[begin EXERCISE MATERIAL]

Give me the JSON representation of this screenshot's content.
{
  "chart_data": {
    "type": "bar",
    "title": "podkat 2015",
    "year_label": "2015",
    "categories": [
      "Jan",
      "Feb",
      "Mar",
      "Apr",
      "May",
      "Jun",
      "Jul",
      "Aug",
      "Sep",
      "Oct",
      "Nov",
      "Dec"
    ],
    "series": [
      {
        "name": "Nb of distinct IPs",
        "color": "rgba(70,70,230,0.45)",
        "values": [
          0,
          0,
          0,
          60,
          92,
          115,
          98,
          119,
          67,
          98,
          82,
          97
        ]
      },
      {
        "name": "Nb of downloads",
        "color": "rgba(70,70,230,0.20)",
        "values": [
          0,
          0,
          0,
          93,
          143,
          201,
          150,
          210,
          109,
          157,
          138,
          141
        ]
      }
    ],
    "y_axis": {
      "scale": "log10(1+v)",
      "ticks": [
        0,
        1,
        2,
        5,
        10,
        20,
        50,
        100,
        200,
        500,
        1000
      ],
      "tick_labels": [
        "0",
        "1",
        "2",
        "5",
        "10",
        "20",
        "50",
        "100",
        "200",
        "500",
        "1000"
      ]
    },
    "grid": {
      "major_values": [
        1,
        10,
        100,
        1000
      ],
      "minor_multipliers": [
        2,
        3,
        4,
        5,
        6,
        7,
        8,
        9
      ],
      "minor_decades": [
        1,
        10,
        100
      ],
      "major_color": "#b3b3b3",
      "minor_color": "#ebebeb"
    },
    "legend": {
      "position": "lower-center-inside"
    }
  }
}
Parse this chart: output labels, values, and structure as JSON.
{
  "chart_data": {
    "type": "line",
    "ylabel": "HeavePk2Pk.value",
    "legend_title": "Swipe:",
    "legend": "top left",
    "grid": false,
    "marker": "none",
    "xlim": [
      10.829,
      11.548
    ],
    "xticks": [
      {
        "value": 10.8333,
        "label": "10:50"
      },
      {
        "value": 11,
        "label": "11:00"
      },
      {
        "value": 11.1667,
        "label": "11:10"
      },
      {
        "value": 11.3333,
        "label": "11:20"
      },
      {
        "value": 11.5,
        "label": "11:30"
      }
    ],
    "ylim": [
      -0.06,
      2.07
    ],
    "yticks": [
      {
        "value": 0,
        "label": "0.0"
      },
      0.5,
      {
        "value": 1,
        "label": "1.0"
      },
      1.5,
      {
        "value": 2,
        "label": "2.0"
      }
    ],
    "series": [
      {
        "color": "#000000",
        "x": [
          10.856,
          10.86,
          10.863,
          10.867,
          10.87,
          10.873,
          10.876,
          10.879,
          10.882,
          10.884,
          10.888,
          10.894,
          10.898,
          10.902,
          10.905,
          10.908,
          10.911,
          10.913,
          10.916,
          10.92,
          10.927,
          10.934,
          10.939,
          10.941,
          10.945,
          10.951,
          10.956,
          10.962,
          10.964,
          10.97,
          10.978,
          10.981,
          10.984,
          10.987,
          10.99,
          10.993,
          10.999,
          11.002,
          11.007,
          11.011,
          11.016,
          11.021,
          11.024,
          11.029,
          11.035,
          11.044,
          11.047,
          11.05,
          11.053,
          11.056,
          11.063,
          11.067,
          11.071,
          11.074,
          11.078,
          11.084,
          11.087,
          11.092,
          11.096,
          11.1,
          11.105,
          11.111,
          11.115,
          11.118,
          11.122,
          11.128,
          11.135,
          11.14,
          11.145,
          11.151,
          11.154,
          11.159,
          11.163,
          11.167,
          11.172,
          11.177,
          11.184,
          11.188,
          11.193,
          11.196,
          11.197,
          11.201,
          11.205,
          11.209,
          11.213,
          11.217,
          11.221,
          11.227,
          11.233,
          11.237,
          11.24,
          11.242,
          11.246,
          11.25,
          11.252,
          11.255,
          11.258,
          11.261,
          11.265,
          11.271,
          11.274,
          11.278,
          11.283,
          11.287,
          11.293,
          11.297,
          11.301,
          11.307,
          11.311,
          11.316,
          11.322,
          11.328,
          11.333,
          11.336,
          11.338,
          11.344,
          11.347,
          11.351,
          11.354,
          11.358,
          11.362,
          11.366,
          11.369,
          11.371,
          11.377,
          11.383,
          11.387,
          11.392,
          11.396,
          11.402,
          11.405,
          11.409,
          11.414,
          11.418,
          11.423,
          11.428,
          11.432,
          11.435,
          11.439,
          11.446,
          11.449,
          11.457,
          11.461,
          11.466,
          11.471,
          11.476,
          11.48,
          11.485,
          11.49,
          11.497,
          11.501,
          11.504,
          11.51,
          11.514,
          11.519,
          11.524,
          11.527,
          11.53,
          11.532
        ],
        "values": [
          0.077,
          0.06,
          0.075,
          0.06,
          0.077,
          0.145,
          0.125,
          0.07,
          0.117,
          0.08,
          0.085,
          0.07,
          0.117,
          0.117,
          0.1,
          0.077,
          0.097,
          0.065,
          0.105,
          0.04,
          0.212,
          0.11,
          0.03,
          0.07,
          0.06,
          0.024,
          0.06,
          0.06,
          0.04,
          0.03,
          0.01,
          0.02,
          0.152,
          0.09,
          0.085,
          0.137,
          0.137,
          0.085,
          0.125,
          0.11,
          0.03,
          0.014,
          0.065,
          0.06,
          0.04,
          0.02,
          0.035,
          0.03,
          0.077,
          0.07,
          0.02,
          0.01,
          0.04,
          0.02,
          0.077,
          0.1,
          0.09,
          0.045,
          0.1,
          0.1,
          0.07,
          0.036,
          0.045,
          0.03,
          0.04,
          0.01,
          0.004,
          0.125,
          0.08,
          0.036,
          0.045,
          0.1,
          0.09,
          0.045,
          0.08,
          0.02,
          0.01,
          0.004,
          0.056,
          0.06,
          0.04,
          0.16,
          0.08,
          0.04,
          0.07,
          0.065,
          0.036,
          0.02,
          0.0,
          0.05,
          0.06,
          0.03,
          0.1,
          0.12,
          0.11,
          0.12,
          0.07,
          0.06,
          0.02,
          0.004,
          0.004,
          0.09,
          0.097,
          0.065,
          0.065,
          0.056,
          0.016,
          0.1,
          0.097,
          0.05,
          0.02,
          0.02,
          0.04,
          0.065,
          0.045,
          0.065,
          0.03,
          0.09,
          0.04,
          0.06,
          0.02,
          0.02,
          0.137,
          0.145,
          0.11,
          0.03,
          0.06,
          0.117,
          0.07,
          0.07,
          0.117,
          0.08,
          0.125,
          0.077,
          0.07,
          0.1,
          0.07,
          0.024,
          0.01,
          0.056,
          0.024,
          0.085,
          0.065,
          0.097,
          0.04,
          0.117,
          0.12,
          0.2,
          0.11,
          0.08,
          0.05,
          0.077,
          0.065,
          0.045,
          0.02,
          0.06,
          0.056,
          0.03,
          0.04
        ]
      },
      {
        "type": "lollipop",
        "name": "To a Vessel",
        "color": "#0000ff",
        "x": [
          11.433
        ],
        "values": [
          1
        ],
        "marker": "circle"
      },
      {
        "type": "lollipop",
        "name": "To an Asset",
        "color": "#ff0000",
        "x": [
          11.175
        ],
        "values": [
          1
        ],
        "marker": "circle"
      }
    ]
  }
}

[end EXERCISE MATERIAL]

** EXERCISE REQUIREMENTS **
Filter the records above and return every line that holds the word "JSON".

** SOLUTION TO THE PROBLEM **
Give me the JSON representation of this screenshot's content.
Parse this chart: output labels, values, and structure as JSON.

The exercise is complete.